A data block
* Start *
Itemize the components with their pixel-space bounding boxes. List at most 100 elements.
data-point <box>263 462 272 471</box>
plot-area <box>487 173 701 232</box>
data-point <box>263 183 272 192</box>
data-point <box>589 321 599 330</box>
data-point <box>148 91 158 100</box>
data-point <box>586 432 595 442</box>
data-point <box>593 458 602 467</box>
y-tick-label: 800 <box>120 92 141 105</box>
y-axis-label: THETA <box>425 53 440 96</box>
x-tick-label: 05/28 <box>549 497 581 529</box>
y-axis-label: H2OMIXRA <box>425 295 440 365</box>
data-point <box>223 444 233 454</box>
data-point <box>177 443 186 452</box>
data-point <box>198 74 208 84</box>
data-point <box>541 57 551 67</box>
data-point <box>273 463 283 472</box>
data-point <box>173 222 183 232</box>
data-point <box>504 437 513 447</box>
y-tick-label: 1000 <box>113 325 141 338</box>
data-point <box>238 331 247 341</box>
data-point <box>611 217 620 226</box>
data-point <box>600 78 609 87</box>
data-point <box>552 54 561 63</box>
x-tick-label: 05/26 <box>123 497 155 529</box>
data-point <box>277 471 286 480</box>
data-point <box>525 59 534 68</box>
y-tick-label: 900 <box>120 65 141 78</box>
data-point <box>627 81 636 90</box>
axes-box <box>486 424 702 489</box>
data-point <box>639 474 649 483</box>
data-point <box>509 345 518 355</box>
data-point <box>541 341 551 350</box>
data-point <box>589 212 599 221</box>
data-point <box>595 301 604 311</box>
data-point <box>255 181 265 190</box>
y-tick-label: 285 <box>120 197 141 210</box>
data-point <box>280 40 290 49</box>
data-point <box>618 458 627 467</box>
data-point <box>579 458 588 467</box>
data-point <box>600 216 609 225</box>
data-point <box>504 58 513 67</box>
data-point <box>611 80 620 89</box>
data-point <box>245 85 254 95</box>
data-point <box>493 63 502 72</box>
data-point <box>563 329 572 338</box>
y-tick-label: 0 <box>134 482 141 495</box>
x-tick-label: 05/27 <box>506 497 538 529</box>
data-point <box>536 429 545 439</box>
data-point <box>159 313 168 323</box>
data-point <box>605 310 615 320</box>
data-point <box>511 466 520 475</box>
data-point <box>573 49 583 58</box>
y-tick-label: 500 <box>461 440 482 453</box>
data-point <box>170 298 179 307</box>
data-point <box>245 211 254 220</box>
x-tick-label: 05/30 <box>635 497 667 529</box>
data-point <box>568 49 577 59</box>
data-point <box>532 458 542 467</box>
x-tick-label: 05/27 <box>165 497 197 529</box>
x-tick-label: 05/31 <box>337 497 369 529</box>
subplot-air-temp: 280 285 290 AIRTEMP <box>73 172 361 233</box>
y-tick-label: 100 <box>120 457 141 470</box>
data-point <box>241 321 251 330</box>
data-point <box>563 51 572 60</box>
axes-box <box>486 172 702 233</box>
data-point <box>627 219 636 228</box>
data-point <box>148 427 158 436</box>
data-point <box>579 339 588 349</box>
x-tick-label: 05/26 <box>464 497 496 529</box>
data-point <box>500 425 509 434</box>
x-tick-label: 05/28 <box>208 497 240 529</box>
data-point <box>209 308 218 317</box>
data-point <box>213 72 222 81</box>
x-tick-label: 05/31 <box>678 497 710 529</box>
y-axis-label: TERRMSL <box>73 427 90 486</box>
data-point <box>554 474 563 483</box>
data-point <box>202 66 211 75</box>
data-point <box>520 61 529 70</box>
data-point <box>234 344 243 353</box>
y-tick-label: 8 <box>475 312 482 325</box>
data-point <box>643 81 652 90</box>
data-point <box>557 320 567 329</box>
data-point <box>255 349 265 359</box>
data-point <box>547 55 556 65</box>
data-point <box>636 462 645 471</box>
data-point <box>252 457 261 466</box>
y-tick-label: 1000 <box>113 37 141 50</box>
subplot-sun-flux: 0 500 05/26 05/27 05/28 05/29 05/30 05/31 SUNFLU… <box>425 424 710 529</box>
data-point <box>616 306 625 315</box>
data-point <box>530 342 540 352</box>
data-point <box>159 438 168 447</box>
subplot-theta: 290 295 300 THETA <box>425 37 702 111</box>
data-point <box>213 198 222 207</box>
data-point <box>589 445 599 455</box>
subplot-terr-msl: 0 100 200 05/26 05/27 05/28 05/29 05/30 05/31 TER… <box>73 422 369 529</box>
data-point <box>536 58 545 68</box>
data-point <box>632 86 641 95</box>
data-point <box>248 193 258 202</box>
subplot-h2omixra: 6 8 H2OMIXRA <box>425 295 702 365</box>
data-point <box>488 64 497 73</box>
* End *
• _Set exercise_: Reproduce every line of the items above without changing anything.

• _In response_:
Itemize the components with their pixel-space bounding boxes. List at most 100 elements.
data-point <box>263 462 272 471</box>
plot-area <box>487 173 701 232</box>
data-point <box>263 183 272 192</box>
data-point <box>589 321 599 330</box>
data-point <box>148 91 158 100</box>
data-point <box>586 432 595 442</box>
data-point <box>593 458 602 467</box>
y-tick-label: 800 <box>120 92 141 105</box>
y-axis-label: THETA <box>425 53 440 96</box>
x-tick-label: 05/28 <box>549 497 581 529</box>
y-axis-label: H2OMIXRA <box>425 295 440 365</box>
data-point <box>223 444 233 454</box>
data-point <box>177 443 186 452</box>
data-point <box>198 74 208 84</box>
data-point <box>541 57 551 67</box>
data-point <box>273 463 283 472</box>
data-point <box>173 222 183 232</box>
data-point <box>504 437 513 447</box>
y-tick-label: 1000 <box>113 325 141 338</box>
data-point <box>238 331 247 341</box>
data-point <box>611 217 620 226</box>
data-point <box>600 78 609 87</box>
data-point <box>552 54 561 63</box>
x-tick-label: 05/26 <box>123 497 155 529</box>
data-point <box>277 471 286 480</box>
data-point <box>525 59 534 68</box>
y-tick-label: 900 <box>120 65 141 78</box>
data-point <box>627 81 636 90</box>
axes-box <box>486 424 702 489</box>
data-point <box>639 474 649 483</box>
data-point <box>509 345 518 355</box>
data-point <box>541 341 551 350</box>
data-point <box>589 212 599 221</box>
data-point <box>595 301 604 311</box>
data-point <box>255 181 265 190</box>
y-tick-label: 285 <box>120 197 141 210</box>
data-point <box>280 40 290 49</box>
data-point <box>618 458 627 467</box>
data-point <box>579 458 588 467</box>
data-point <box>600 216 609 225</box>
data-point <box>504 58 513 67</box>
data-point <box>611 80 620 89</box>
data-point <box>245 85 254 95</box>
data-point <box>493 63 502 72</box>
data-point <box>563 329 572 338</box>
y-tick-label: 0 <box>134 482 141 495</box>
x-tick-label: 05/27 <box>506 497 538 529</box>
data-point <box>536 429 545 439</box>
data-point <box>159 313 168 323</box>
data-point <box>605 310 615 320</box>
data-point <box>511 466 520 475</box>
data-point <box>573 49 583 58</box>
y-tick-label: 500 <box>461 440 482 453</box>
data-point <box>170 298 179 307</box>
data-point <box>245 211 254 220</box>
x-tick-label: 05/30 <box>635 497 667 529</box>
data-point <box>568 49 577 59</box>
data-point <box>532 458 542 467</box>
x-tick-label: 05/27 <box>165 497 197 529</box>
x-tick-label: 05/31 <box>337 497 369 529</box>
subplot-air-temp: 280 285 290 AIRTEMP <box>73 172 361 233</box>
y-tick-label: 100 <box>120 457 141 470</box>
data-point <box>241 321 251 330</box>
data-point <box>563 51 572 60</box>
axes-box <box>486 172 702 233</box>
data-point <box>627 219 636 228</box>
data-point <box>148 427 158 436</box>
data-point <box>579 339 588 349</box>
x-tick-label: 05/26 <box>464 497 496 529</box>
data-point <box>500 425 509 434</box>
x-tick-label: 05/28 <box>208 497 240 529</box>
data-point <box>209 308 218 317</box>
data-point <box>213 72 222 81</box>
x-tick-label: 05/31 <box>678 497 710 529</box>
y-axis-label: TERRMSL <box>73 427 90 486</box>
data-point <box>554 474 563 483</box>
data-point <box>202 66 211 75</box>
data-point <box>520 61 529 70</box>
data-point <box>234 344 243 353</box>
y-tick-label: 8 <box>475 312 482 325</box>
data-point <box>643 81 652 90</box>
data-point <box>557 320 567 329</box>
data-point <box>255 349 265 359</box>
data-point <box>547 55 556 65</box>
data-point <box>636 462 645 471</box>
data-point <box>252 457 261 466</box>
y-tick-label: 1000 <box>113 37 141 50</box>
subplot-sun-flux: 0 500 05/26 05/27 05/28 05/29 05/30 05/31 SUNFLU… <box>425 424 710 529</box>
data-point <box>616 306 625 315</box>
data-point <box>530 342 540 352</box>
data-point <box>159 438 168 447</box>
subplot-theta: 290 295 300 THETA <box>425 37 702 111</box>
data-point <box>213 198 222 207</box>
data-point <box>589 445 599 455</box>
subplot-terr-msl: 0 100 200 05/26 05/27 05/28 05/29 05/30 05/31 TER… <box>73 422 369 529</box>
data-point <box>536 58 545 68</box>
data-point <box>632 86 641 95</box>
data-point <box>248 193 258 202</box>
subplot-h2omixra: 6 8 H2OMIXRA <box>425 295 702 365</box>
data-point <box>488 64 497 73</box>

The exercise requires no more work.